Lines that hold the string "Previous" are to be counted; give only their number.

******

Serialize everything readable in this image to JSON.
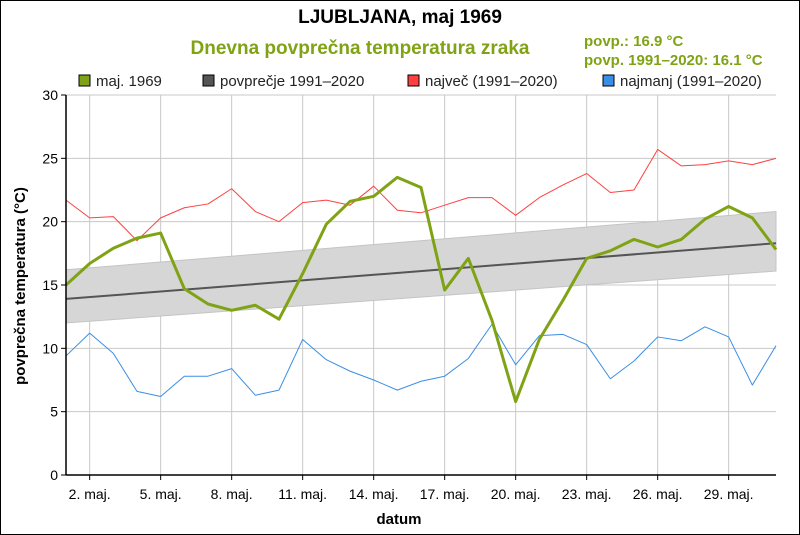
{
  "chart_data": {
    "type": "line",
    "title": "LJUBLJANA, maj 1969",
    "subtitle": "Dnevna povprečna temperatura zraka",
    "stats": [
      "povp.: 16.9 °C",
      "povp. 1991–2020: 16.1 °C"
    ],
    "xlabel": "datum",
    "ylabel": "povprečna temperatura (°C)",
    "ylim": [
      0,
      30
    ],
    "yticks": [
      0,
      5,
      10,
      15,
      20,
      25,
      30
    ],
    "xlim": [
      1,
      31
    ],
    "xticks": [
      {
        "day": 2,
        "label": "2. maj."
      },
      {
        "day": 5,
        "label": "5. maj."
      },
      {
        "day": 8,
        "label": "8. maj."
      },
      {
        "day": 11,
        "label": "11. maj."
      },
      {
        "day": 14,
        "label": "14. maj."
      },
      {
        "day": 17,
        "label": "17. maj."
      },
      {
        "day": 20,
        "label": "20. maj."
      },
      {
        "day": 23,
        "label": "23. maj."
      },
      {
        "day": 26,
        "label": "26. maj."
      },
      {
        "day": 29,
        "label": "29. maj."
      }
    ],
    "grid": true,
    "legend_position": "top",
    "x": [
      1,
      2,
      3,
      4,
      5,
      6,
      7,
      8,
      9,
      10,
      11,
      12,
      13,
      14,
      15,
      16,
      17,
      18,
      19,
      20,
      21,
      22,
      23,
      24,
      25,
      26,
      27,
      28,
      29,
      30,
      31
    ],
    "series": [
      {
        "name": "maj. 1969",
        "color": "#7fa314",
        "values": [
          15.0,
          16.7,
          17.9,
          18.7,
          19.1,
          14.7,
          13.5,
          13.0,
          13.4,
          12.3,
          15.9,
          19.8,
          21.6,
          22.0,
          23.5,
          22.7,
          14.6,
          17.1,
          12.2,
          5.8,
          10.7,
          13.8,
          17.1,
          17.7,
          18.6,
          18.0,
          18.6,
          20.2,
          21.2,
          20.3,
          17.8
        ]
      },
      {
        "name": "povprečje 1991–2020",
        "color": "#555555",
        "start": 13.9,
        "end": 18.3,
        "band_lower": [
          12.0,
          16.1
        ],
        "band_upper": [
          16.2,
          20.8
        ],
        "band_color": "#d6d6d6"
      },
      {
        "name": "največ (1991–2020)",
        "color": "#ff4040",
        "values": [
          21.7,
          20.3,
          20.4,
          18.5,
          20.3,
          21.1,
          21.4,
          22.6,
          20.8,
          20.0,
          21.5,
          21.7,
          21.3,
          22.8,
          20.9,
          20.7,
          21.3,
          21.9,
          21.9,
          20.5,
          21.9,
          22.9,
          23.8,
          22.3,
          22.5,
          25.7,
          24.4,
          24.5,
          24.8,
          24.5,
          25.0
        ]
      },
      {
        "name": "najmanj (1991–2020)",
        "color": "#3a8ee6",
        "values": [
          9.4,
          11.2,
          9.6,
          6.6,
          6.2,
          7.8,
          7.8,
          8.4,
          6.3,
          6.7,
          10.7,
          9.1,
          8.2,
          7.5,
          6.7,
          7.4,
          7.8,
          9.2,
          11.9,
          8.7,
          11.0,
          11.1,
          10.3,
          7.6,
          9.0,
          10.9,
          10.6,
          11.7,
          10.9,
          7.1,
          10.2
        ]
      }
    ]
  }
}
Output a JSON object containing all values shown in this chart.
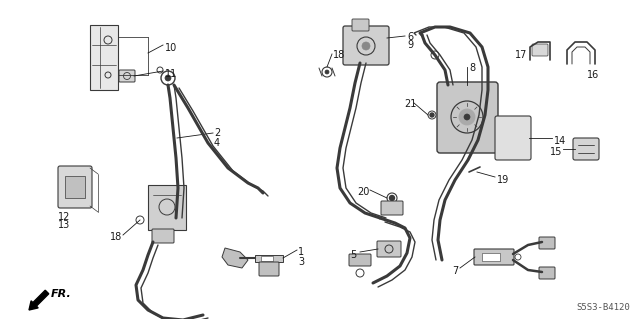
{
  "diagram_code": "S5S3-B4120",
  "bg_color": "#ffffff",
  "lc": "#3a3a3a",
  "tc": "#1a1a1a",
  "fig_width": 6.4,
  "fig_height": 3.19,
  "dpi": 100
}
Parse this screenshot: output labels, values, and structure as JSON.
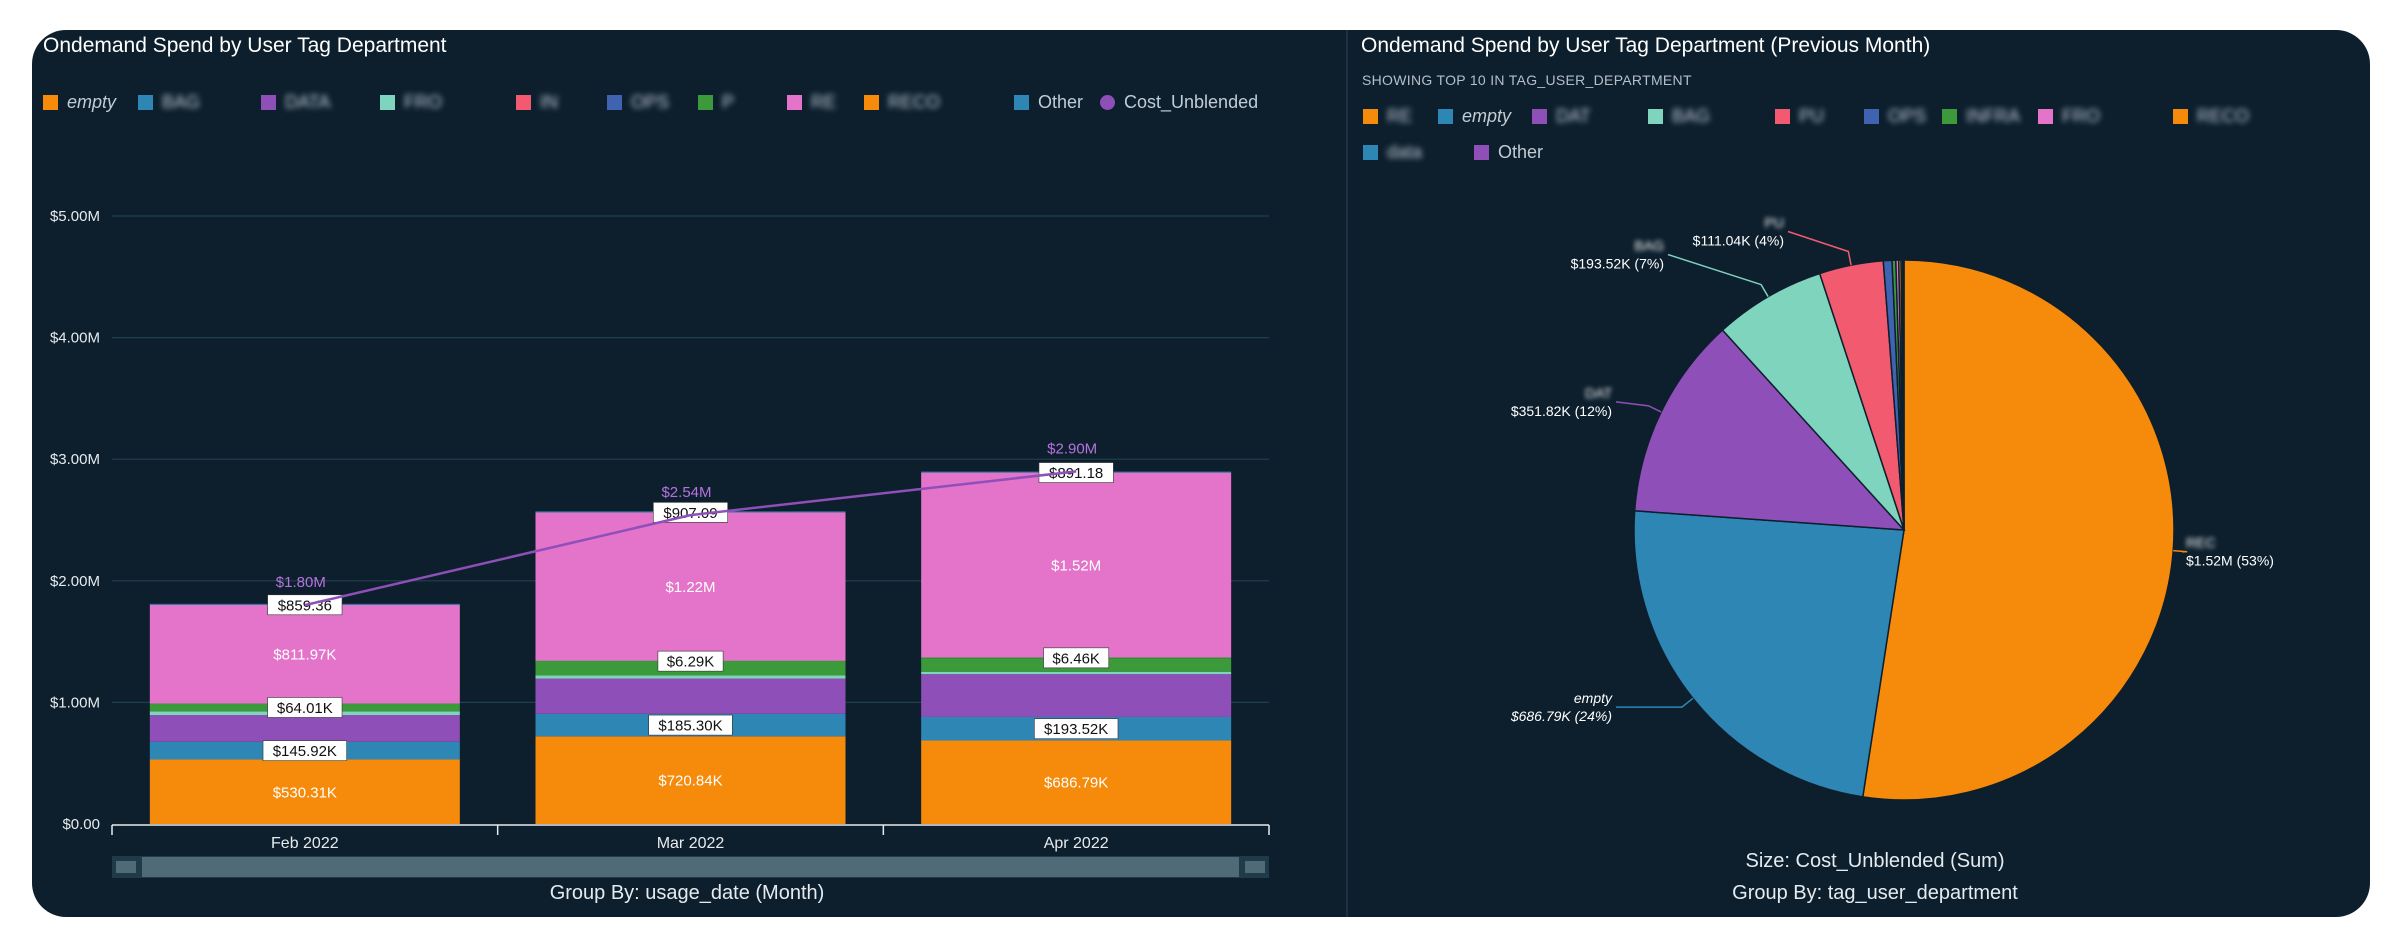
{
  "left_panel": {
    "title": "Ondemand Spend by User Tag Department",
    "legend": [
      {
        "label": "empty",
        "color": "#f58a0b",
        "italic": true,
        "blurred": false
      },
      {
        "label": "BAG",
        "color": "#2e86b5",
        "italic": false,
        "blurred": true
      },
      {
        "label": "DATA",
        "color": "#8f4fb8",
        "italic": false,
        "blurred": true
      },
      {
        "label": "FRO",
        "color": "#7ed4bc",
        "italic": false,
        "blurred": true
      },
      {
        "label": "IN",
        "color": "#f25a6f",
        "italic": false,
        "blurred": true
      },
      {
        "label": "OPS",
        "color": "#3f63b0",
        "italic": false,
        "blurred": true
      },
      {
        "label": "P",
        "color": "#3d9a3b",
        "italic": false,
        "blurred": true
      },
      {
        "label": "RE",
        "color": "#e474c9",
        "italic": false,
        "blurred": true
      },
      {
        "label": "RECO",
        "color": "#f58a0b",
        "italic": false,
        "blurred": true
      },
      {
        "label": "Other",
        "color": "#2e86b5",
        "italic": false,
        "blurred": false
      },
      {
        "label": "Cost_Unblended",
        "color": "#8f4fb8",
        "italic": false,
        "blurred": false,
        "round": true
      }
    ],
    "group_by": "Group By: usage_date (Month)"
  },
  "right_panel": {
    "title": "Ondemand Spend by User Tag Department (Previous Month)",
    "subtitle": "SHOWING TOP 10 IN TAG_USER_DEPARTMENT",
    "legend": [
      {
        "label": "RE",
        "color": "#f58a0b",
        "italic": false,
        "blurred": true
      },
      {
        "label": "empty",
        "color": "#2e86b5",
        "italic": true,
        "blurred": false
      },
      {
        "label": "DAT",
        "color": "#8f4fb8",
        "italic": false,
        "blurred": true
      },
      {
        "label": "BAG",
        "color": "#7ed4bc",
        "italic": false,
        "blurred": true
      },
      {
        "label": "PU",
        "color": "#f25a6f",
        "italic": false,
        "blurred": true
      },
      {
        "label": "OPS",
        "color": "#3f63b0",
        "italic": false,
        "blurred": true
      },
      {
        "label": "INFRA",
        "color": "#3d9a3b",
        "italic": false,
        "blurred": true
      },
      {
        "label": "FRO",
        "color": "#e474c9",
        "italic": false,
        "blurred": true
      },
      {
        "label": "RECO",
        "color": "#f58a0b",
        "italic": false,
        "blurred": true
      },
      {
        "label": "data",
        "color": "#2e86b5",
        "italic": false,
        "blurred": true
      },
      {
        "label": "Other",
        "color": "#8f4fb8",
        "italic": false,
        "blurred": false
      }
    ],
    "size_label": "Size: Cost_Unblended (Sum)",
    "group_by": "Group By: tag_user_department"
  },
  "chart_data": [
    {
      "type": "bar",
      "stacked": true,
      "title": "Ondemand Spend by User Tag Department",
      "categories": [
        "Feb 2022",
        "Mar 2022",
        "Apr 2022"
      ],
      "ylim": [
        0,
        5000000
      ],
      "yticks": [
        0,
        1000000,
        2000000,
        3000000,
        4000000,
        5000000
      ],
      "ytick_labels": [
        "$0.00",
        "$1.00M",
        "$2.00M",
        "$3.00M",
        "$4.00M",
        "$5.00M"
      ],
      "grid": true,
      "series": [
        {
          "color": "#f58a0b",
          "values": [
            530310,
            720840,
            686790
          ],
          "labels": [
            "$530.31K",
            "$720.84K",
            "$686.79K"
          ],
          "label_style": "plain"
        },
        {
          "color": "#2e86b5",
          "values": [
            145920,
            185300,
            193520
          ],
          "labels": [
            "$145.92K",
            "$185.30K",
            "$193.52K"
          ],
          "label_style": "boxed"
        },
        {
          "color": "#8f4fb8",
          "values": [
            220000,
            290000,
            351820
          ],
          "labels": [
            "",
            "",
            ""
          ],
          "label_style": "plain"
        },
        {
          "color": "#7ed4bc",
          "values": [
            30000,
            25000,
            20000
          ],
          "labels": [
            "",
            "",
            ""
          ],
          "label_style": "plain"
        },
        {
          "color": "#3d9a3b",
          "values": [
            64010,
            115000,
            111040
          ],
          "labels": [
            "$64.01K",
            "",
            ""
          ],
          "label_style": "boxed"
        },
        {
          "color": "#3d9a3b",
          "values": [
            0,
            6290,
            6460
          ],
          "labels": [
            "",
            "$6.29K",
            "$6.46K"
          ],
          "label_style": "boxed"
        },
        {
          "color": "#e474c9",
          "values": [
            811970,
            1220000,
            1520000
          ],
          "labels": [
            "$811.97K",
            "$1.22M",
            "$1.52M"
          ],
          "label_style": "plain"
        },
        {
          "color": "#2e86b5",
          "values": [
            859.36,
            907.09,
            891.18
          ],
          "labels": [
            "$859.36",
            "$907.09",
            "$891.18"
          ],
          "label_style": "boxed"
        }
      ],
      "line": {
        "name": "Cost_Unblended",
        "color": "#8f4fb8",
        "values": [
          1800000,
          2540000,
          2900000
        ],
        "labels": [
          "$1.80M",
          "$2.54M",
          "$2.90M"
        ]
      }
    },
    {
      "type": "pie",
      "title": "Ondemand Spend by User Tag Department (Previous Month)",
      "slices": [
        {
          "label": "REC",
          "value": 1520000,
          "percent": 53,
          "color": "#f58a0b",
          "label_text": "$1.52M (53%)",
          "blurred": true
        },
        {
          "label": "empty",
          "value": 686790,
          "percent": 24,
          "color": "#2e86b5",
          "label_text": "$686.79K (24%)",
          "italic": true
        },
        {
          "label": "DAT",
          "value": 351820,
          "percent": 12,
          "color": "#8f4fb8",
          "label_text": "$351.82K (12%)",
          "blurred": true
        },
        {
          "label": "BAG",
          "value": 193520,
          "percent": 7,
          "color": "#7ed4bc",
          "label_text": "$193.52K (7%)",
          "blurred": true
        },
        {
          "label": "PU",
          "value": 111040,
          "percent": 4,
          "color": "#f25a6f",
          "label_text": "$111.04K (4%)",
          "blurred": true
        },
        {
          "label": "OPS",
          "value": 15000,
          "color": "#3f63b0",
          "label_text": ""
        },
        {
          "label": "INFRA",
          "value": 6460,
          "color": "#3d9a3b",
          "label_text": ""
        },
        {
          "label": "FRO",
          "value": 5000,
          "color": "#e474c9",
          "label_text": ""
        },
        {
          "label": "RECO",
          "value": 4000,
          "color": "#f58a0b",
          "label_text": ""
        },
        {
          "label": "data",
          "value": 3000,
          "color": "#2e86b5",
          "label_text": ""
        },
        {
          "label": "Other",
          "value": 2000,
          "color": "#8f4fb8",
          "label_text": ""
        }
      ]
    }
  ]
}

******

The solution -
2